__Given exercise 1__:
Please revise the records starting at the line that contains "Point bbox=[132, 714, 155, 729]" and ending at the line that contains "Point bbox=[122, 724, 145, 739]" by replacing "Point" with "Data point", leaving everything else unchanged, and return only those lines.

##### Page excerpt

However, there are some problems with gravitating toward “home” in this way and not speaking up for yourself or being truthful and authentic—avoiding conflict at all cost. Now, for many, the partner the conflict-averse person is with could be a personality that demands diva-like adherence to everything he or she desires. There are those types of people out there. As the conflict-averse person, you might have been attracted to this type of personality because Mom or Dad was this way and you are just used to serving this clientele. It feels like home to you and it’s what you want because it’s just “easy” even if it’s not good for you. You don’t really have to think about it. You just do what you are told and live your life to be an indentured servant simply because you don’t want to be alone and you don’t really want to pull up the rug where all of the issues are collecting dust. You don’t want to deep-dive into your past. “The past is gone,” you think. You just want to be a “yes” person, avoid all conflict, and skip any kind of change work you need to do and then just kind of lay down one day and die. It’s just “life” after all, right?

And this is certainly your choice. Everyone has free will to do as they please with their lives.

The other scenario is that the conflict-averse person felt a deep sense of loneliness and wanted to be in love and be happy. He found a lovely partner who was very kind and giving. Perhaps they both have insecure attachment styles. Or not. Just a thought. At any rate, the conflict-averse person wants to please his new love. Based on his deep desire to not be rejected, neglected, or abandoned and his nervous system’s tendency to fawn and serve, he creates the perfect atmosphere to ensure that his needs will always be met. He will meet HER needs so that he never has to worry about being left again or disappointing anyone. And he can sleep well at night knowing that he has created peace in his relationship by serving her.

So, he starts off at the top by trying to win her love by caring, loving, serving, pleasing, and showing interest in his new love. He makes her feel like she is the absolute apple of his eye. He adores and cherishes her and is willing to listen to her endlessly. He has compassion for her past issues and current struggles. He validates her complaints and laughs at her humor. He is filling all of her voids (and she his to be fair) and more and she has no choice but to believe that this guy is doing all of this because he WANTS to be doing it. Why would a grown man be acting this way if he didn’t choose to do so? She realizes that no one does anything they don’t want to be doing. Or at least she thinks so anyway.

##########
##### Records for this task

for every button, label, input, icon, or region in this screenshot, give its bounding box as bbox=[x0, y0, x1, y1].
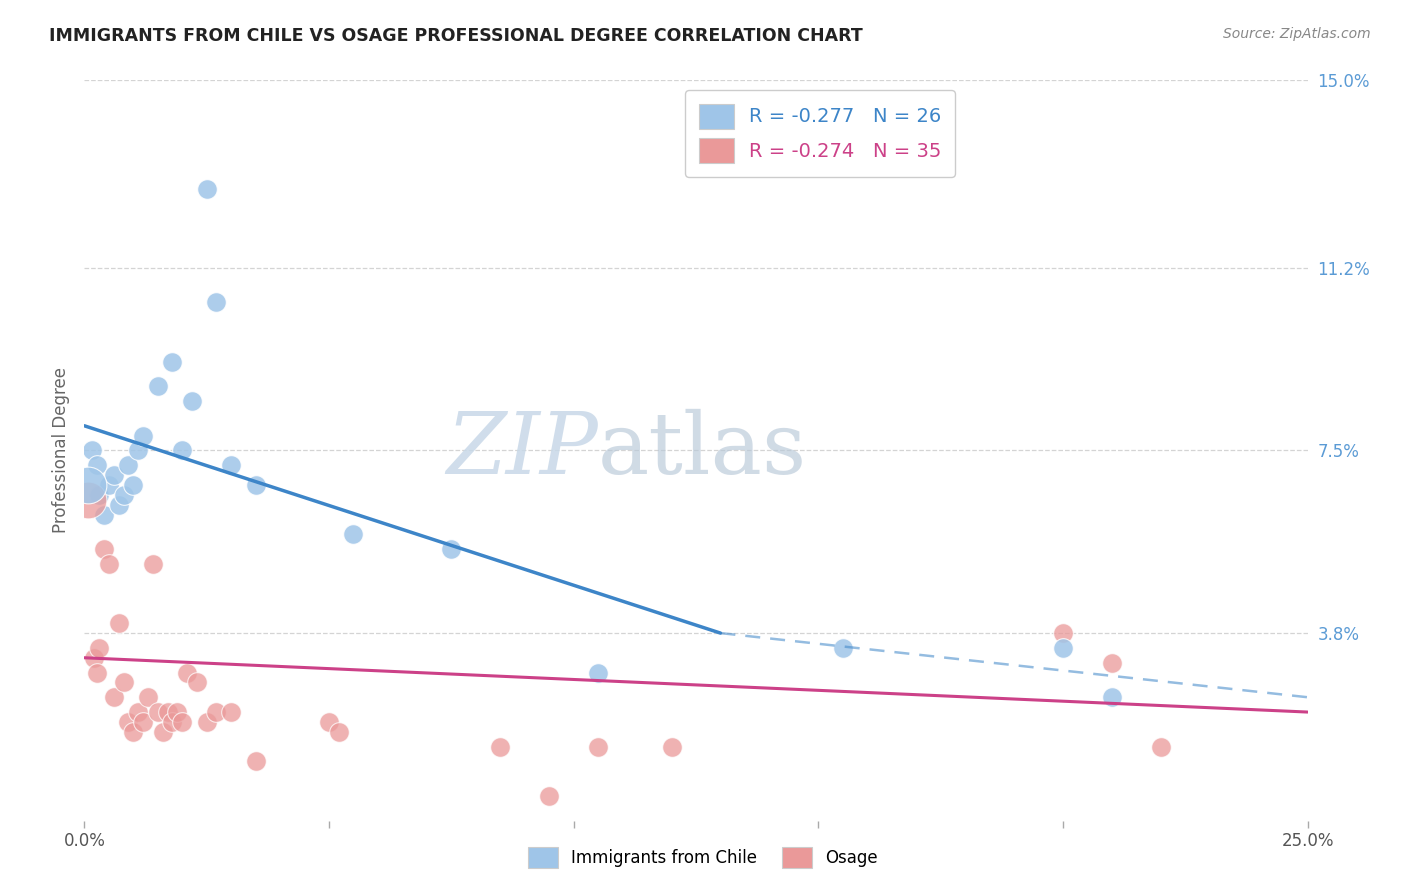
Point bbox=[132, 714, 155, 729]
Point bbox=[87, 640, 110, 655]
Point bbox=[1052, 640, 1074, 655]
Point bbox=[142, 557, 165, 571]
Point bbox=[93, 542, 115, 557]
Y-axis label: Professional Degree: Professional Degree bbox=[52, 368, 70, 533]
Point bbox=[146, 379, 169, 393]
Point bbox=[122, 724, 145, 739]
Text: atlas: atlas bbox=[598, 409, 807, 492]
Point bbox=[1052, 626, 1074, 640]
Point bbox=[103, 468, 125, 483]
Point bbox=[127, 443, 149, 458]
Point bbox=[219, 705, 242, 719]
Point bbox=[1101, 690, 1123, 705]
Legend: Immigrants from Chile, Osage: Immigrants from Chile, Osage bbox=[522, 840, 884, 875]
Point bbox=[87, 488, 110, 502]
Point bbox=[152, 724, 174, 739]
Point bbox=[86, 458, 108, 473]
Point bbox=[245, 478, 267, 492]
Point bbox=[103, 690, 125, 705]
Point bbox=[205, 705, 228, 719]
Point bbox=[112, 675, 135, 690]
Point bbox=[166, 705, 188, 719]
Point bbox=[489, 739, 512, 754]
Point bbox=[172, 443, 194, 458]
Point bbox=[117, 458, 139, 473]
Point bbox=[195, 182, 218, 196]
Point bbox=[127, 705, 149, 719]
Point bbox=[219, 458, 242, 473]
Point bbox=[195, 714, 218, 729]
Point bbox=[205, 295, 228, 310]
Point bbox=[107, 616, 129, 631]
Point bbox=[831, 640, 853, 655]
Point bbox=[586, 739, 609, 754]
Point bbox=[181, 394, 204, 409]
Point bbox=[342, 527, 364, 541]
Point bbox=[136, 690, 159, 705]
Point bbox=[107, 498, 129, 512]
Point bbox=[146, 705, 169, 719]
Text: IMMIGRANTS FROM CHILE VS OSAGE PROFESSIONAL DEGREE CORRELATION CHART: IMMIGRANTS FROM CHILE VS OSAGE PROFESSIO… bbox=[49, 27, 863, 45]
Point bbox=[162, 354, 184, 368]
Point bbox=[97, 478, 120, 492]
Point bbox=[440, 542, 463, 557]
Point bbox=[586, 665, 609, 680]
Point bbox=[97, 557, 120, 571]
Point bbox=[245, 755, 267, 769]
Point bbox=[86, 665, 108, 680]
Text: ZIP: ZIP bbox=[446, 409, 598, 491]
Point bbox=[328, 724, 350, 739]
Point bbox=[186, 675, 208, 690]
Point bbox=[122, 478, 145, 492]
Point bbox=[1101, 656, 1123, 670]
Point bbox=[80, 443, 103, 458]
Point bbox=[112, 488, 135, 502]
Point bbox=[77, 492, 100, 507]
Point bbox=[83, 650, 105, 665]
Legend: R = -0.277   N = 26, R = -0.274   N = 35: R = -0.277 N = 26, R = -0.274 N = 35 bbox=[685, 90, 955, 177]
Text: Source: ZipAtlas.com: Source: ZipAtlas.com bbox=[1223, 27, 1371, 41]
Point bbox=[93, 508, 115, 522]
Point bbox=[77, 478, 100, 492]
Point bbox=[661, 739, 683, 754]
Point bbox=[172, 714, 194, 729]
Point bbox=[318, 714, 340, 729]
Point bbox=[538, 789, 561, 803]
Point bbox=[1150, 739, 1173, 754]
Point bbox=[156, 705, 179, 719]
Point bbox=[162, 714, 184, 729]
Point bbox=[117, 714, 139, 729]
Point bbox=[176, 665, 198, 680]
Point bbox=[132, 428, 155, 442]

##########

__Given exercise 2__:
From the text on conflict avoidance in relationships, copy the passage starting at "So, he starts" and ending at "thinks so anyway." word for word.

__Correct answer 1__:
Data point bbox=[132, 714, 155, 729]
Data point bbox=[87, 640, 110, 655]
Data point bbox=[1052, 640, 1074, 655]
Data point bbox=[142, 557, 165, 571]
Data point bbox=[93, 542, 115, 557]
Y-axis label: Professional Degree: Professional Degree bbox=[52, 368, 70, 533]
Data point bbox=[146, 379, 169, 393]
Data point bbox=[122, 724, 145, 739]

__Correct answer 2__:
So, he starts off at the top by trying to win her love by caring, loving, serving, pleasing, and showing interest in his new love. He makes her feel like she is the absolute apple of his eye. He adores and cherishes her and is willing to listen to her endlessly. He has compassion for her past issues and current struggles. He validates her complaints and laughs at her humor. He is filling all of her voids (and she his to be fair) and more and she has no choice but to believe that this guy is doing all of this because he WANTS to be doing it. Why would a grown man be acting this way if he didn’t choose to do so? She realizes that no one does anything they don’t want to be doing. Or at least she thinks so anyway.